Some records
>>

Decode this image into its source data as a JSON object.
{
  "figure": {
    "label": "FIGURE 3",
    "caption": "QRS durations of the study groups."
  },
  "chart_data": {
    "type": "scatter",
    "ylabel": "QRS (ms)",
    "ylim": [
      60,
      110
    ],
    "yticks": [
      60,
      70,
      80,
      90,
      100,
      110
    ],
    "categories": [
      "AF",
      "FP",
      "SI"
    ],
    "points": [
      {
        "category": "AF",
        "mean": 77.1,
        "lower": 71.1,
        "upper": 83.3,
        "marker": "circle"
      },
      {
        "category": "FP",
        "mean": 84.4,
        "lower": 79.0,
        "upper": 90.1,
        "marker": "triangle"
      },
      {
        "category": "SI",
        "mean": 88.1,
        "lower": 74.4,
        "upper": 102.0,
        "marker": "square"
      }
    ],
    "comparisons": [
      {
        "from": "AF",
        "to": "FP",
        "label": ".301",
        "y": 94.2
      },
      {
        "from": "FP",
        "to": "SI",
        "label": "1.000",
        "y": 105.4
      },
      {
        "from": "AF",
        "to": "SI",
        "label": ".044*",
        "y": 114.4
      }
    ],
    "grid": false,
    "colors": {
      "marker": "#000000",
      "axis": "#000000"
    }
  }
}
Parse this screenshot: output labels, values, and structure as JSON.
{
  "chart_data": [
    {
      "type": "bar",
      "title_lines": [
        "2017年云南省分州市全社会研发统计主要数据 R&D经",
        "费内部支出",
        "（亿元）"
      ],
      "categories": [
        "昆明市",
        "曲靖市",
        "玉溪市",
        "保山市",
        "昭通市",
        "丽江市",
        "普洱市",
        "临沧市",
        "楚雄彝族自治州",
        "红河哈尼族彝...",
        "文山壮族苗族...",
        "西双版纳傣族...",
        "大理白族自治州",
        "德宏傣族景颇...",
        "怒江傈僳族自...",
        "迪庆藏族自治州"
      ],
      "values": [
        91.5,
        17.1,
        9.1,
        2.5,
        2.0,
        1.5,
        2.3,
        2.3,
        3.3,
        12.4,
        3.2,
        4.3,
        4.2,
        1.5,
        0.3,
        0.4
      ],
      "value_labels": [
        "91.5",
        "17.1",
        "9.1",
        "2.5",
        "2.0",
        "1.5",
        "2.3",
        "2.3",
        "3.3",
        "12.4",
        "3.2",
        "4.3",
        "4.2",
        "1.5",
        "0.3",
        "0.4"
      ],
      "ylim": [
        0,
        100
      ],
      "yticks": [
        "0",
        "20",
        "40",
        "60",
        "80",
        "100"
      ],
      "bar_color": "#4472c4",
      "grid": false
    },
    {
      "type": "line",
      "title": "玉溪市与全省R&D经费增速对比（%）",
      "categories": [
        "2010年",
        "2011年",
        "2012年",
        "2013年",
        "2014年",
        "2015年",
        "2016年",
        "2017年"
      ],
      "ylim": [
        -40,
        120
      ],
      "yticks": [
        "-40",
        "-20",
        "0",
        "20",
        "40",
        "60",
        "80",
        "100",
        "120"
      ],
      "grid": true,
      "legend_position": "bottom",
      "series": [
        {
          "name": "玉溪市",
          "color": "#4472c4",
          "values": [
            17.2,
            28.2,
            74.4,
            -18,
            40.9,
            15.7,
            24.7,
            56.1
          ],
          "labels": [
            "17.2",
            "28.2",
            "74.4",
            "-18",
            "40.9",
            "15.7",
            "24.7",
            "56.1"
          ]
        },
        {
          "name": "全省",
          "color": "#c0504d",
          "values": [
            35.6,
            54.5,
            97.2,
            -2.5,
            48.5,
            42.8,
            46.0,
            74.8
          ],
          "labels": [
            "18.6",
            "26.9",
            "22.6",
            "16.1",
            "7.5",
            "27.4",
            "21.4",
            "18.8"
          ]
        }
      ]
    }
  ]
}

<<

PROBLEM >> Compute the number of lines above that contain the string "JSON". Reply with that value only.

FULL ANSWER >> 2